___ 抜粋箇所 ___
昨日は、統合失調症における女性ホルモンの追加療法による効果についてお伝えしました。
今回は、統合失調症に対する女性ホルモン受容体に対する選択的調整薬(ラロキシフェン raloxifene)の効果を調べた研究(メタ・アナリシス)をご紹介します。
The effect of raloxifene augmentation in men and women with a schizophrenia spectrum disorder: a systematic review and meta-analysis
統合失調スペクトラム障害に対するラロキシフェンの増強効果
ラロキシフェンは選択的エストロゲン受容体モジュレーター (SERM) として知られており、骨粗鬆症の治療薬として用いられる他、閉経女性における乳がんの予防効果についても期待されることがあります。
___ データ ___
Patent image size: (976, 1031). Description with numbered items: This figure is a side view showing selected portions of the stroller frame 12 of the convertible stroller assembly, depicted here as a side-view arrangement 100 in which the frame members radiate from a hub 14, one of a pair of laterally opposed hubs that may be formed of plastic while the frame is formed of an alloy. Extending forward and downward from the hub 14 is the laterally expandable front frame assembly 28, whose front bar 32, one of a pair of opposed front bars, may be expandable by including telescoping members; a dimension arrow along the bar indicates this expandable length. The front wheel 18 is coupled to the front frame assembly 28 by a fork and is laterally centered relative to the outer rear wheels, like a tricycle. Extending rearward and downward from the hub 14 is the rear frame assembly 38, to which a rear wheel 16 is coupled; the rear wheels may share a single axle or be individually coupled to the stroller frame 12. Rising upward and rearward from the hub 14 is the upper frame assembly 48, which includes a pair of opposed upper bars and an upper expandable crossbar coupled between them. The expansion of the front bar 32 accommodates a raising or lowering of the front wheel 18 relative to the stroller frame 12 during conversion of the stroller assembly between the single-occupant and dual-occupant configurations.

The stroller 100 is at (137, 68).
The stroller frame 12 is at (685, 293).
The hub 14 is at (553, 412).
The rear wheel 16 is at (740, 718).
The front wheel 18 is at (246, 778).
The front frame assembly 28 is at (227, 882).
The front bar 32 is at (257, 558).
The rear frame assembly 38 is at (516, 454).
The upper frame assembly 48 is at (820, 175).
___
* 課題 A
ラロキシフェンに関する抜粋箇所に基づき、ラロキシフェンがどのような薬として知られ、どのような用途で用いられたり期待されたりしているのかを1～3文で説明しなさい。
* 課題 B
ラロキシフェンに関する抜粋箇所の文「ラロキシフェンは選択的エストロゲン受容体モジュレーター (SERM) として知られており、骨粗鬆症の治療薬として用いられる他、閉経女性における乳がんの予防効果についても期待されることがあります。」を英語に翻訳しなさい。
* 課題 C
ラロキシフェンの研究を紹介する抜粋箇所の文章を、最後の文の後から書き継ぎなさい。

* 課題の解答 A
ラロキシフェンは選択的エストロゲン受容体モジュレーター(SERM)として知られている。骨粗鬆症の治療薬として用いられるほか、閉経女性における乳がんの予防効果も期待されることがある。

* 課題の解答 B
Raloxifene is known as a selective estrogen receptor modulator (SERM), and in addition to being used as a treatment for osteoporosis, it is sometimes also expected to have a preventive effect against breast cancer in postmenopausal women.

* 課題の解答 C
ラロキシフェンの精神病症状に対する効果を含んだ研究9本(561人の参加者)が分析に加えられました。
結果として、以下の内容が示されました。
・ラロキシフェンによる増強を行った場合、まず全体では症状軽減が大きくなっており(統計量ヘッジのgは0.57)、陽性症状、陰性症状の下位項目でも同様でした。
・合併するうつ症状や認知機能については差異が明らかではありませんでした。
要約:『ラロキシフェンによる増強療法は、統合失調症の症状軽減に有効である可能性がある』
どのような症例に有効なのか、副作用の内容や頻度等について、より詳細な検討が必要であると思われました。